TASK DESCRIPTION: Pick out every line with the word "исключением" and copy it.

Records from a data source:
++++++++++

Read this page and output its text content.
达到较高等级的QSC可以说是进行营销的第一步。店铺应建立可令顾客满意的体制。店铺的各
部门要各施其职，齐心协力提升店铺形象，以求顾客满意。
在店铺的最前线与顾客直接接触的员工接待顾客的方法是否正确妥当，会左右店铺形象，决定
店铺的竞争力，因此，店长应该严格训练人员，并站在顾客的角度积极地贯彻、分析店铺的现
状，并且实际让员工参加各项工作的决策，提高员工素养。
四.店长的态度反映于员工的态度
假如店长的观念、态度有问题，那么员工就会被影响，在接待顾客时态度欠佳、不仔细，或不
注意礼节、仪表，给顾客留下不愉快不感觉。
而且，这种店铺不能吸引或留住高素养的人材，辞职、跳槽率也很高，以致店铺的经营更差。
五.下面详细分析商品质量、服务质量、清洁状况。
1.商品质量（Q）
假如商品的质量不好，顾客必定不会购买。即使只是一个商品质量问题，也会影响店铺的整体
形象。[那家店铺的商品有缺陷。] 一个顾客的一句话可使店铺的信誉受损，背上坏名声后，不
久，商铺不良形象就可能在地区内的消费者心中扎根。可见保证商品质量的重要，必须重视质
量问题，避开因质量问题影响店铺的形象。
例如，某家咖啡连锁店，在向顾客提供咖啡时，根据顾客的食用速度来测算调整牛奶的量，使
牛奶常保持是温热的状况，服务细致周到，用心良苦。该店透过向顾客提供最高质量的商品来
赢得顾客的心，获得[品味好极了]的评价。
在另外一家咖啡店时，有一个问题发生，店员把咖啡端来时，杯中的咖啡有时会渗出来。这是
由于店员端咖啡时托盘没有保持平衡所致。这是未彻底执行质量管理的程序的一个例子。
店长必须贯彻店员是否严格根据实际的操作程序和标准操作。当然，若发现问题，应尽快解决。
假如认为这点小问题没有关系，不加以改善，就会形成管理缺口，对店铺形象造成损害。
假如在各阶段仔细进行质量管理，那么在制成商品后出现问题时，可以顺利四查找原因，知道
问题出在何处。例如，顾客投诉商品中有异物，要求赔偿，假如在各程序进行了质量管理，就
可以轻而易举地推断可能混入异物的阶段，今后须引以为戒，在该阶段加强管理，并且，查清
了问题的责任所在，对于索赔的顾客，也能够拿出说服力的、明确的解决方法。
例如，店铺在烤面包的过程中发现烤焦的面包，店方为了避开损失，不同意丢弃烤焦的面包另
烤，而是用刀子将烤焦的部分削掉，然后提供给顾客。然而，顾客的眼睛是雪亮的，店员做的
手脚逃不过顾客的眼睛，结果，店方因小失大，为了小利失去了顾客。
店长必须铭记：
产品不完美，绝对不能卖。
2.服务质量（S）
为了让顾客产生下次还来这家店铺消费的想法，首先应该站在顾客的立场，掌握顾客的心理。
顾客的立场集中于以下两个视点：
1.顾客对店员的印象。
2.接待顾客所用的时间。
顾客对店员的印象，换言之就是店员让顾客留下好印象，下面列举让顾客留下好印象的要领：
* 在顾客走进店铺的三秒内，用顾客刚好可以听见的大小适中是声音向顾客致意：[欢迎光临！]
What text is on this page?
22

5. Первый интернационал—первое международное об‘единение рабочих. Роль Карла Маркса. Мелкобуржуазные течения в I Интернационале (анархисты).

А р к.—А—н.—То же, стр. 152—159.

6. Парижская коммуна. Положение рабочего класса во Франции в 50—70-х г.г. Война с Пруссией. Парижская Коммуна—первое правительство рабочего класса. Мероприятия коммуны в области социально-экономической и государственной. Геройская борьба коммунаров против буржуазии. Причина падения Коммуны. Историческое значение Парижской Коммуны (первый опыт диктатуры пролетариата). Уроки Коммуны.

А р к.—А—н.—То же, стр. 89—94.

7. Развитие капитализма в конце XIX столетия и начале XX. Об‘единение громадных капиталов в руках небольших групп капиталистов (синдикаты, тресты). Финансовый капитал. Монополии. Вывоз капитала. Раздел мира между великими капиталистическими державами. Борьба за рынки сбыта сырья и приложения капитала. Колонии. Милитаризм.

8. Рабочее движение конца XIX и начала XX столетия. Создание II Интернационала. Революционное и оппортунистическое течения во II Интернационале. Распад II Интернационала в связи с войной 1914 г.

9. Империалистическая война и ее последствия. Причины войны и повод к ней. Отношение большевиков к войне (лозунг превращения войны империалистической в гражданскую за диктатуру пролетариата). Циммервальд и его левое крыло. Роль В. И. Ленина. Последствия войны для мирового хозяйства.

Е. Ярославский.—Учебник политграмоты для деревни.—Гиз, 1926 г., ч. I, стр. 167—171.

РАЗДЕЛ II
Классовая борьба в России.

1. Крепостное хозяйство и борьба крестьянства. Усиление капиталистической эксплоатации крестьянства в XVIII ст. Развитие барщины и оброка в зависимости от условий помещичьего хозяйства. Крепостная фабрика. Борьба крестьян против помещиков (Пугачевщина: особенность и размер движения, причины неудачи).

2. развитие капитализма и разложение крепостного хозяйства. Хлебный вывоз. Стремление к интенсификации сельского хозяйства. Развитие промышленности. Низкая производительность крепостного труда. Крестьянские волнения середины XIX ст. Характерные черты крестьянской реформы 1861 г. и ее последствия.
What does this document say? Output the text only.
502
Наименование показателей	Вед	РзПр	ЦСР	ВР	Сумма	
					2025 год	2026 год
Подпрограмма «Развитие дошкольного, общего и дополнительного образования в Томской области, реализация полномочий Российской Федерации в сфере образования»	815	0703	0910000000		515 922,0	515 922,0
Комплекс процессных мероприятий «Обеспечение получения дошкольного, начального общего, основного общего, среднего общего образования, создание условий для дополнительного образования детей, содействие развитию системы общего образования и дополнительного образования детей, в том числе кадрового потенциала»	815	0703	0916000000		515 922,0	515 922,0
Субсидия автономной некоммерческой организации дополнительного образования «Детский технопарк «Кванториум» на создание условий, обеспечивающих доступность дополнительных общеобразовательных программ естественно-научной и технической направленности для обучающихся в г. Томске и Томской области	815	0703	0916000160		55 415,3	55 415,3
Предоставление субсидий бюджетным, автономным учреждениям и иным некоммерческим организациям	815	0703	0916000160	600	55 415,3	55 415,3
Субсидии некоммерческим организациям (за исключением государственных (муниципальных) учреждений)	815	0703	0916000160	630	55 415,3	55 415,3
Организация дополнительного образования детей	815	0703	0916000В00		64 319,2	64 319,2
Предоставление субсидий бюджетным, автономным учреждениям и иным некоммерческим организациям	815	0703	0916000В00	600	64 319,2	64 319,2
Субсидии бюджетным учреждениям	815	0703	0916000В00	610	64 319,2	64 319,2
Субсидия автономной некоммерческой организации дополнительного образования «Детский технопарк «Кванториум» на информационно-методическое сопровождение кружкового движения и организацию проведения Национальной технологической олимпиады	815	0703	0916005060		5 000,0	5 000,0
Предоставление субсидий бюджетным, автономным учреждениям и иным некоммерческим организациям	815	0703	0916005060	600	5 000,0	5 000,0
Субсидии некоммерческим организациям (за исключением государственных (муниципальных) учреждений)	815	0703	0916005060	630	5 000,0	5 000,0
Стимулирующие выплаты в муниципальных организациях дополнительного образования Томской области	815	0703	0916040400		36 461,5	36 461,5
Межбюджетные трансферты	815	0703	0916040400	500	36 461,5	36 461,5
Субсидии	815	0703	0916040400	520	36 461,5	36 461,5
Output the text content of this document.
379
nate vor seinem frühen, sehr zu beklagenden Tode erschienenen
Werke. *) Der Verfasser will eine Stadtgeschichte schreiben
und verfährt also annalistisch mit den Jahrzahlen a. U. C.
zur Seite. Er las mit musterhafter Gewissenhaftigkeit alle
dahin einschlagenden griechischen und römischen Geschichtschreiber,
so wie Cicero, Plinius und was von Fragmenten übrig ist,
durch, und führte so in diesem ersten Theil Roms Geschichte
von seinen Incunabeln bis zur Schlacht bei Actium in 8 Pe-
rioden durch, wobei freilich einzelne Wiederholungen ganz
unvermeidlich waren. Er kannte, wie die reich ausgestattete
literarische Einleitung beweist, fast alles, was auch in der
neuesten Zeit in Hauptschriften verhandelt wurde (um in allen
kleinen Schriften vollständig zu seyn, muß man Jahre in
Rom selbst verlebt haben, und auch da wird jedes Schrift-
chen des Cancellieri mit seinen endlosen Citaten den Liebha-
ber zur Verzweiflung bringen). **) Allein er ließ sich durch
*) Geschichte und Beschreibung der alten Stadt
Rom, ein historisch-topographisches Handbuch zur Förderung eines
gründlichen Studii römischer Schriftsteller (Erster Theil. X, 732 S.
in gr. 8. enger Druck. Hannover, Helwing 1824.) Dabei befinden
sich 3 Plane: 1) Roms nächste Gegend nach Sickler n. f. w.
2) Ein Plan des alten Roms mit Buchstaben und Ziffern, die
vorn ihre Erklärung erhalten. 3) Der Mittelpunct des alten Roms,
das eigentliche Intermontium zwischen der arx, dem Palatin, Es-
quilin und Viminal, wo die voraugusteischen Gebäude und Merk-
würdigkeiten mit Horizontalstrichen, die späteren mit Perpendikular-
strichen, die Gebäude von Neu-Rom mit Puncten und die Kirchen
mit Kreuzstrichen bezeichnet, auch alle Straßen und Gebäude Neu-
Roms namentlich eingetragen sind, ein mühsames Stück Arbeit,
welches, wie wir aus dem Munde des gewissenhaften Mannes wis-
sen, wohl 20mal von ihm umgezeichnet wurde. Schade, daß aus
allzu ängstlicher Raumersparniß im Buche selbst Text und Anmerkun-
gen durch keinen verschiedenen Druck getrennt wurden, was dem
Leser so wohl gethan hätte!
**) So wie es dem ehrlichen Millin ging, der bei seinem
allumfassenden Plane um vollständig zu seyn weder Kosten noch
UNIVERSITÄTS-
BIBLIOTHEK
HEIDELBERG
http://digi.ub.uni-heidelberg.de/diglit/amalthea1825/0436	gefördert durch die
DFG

++++++++++

SOLUTION:
Субсидии некоммерческим организациям (за исключением государственных (муниципальных) учреждений)	815	0703	0916000160	630	55 415,3	55 415,3
Субсидии некоммерческим организациям (за исключением государственных (муниципальных) учреждений)	815	0703	0916005060	630	5 000,0	5 000,0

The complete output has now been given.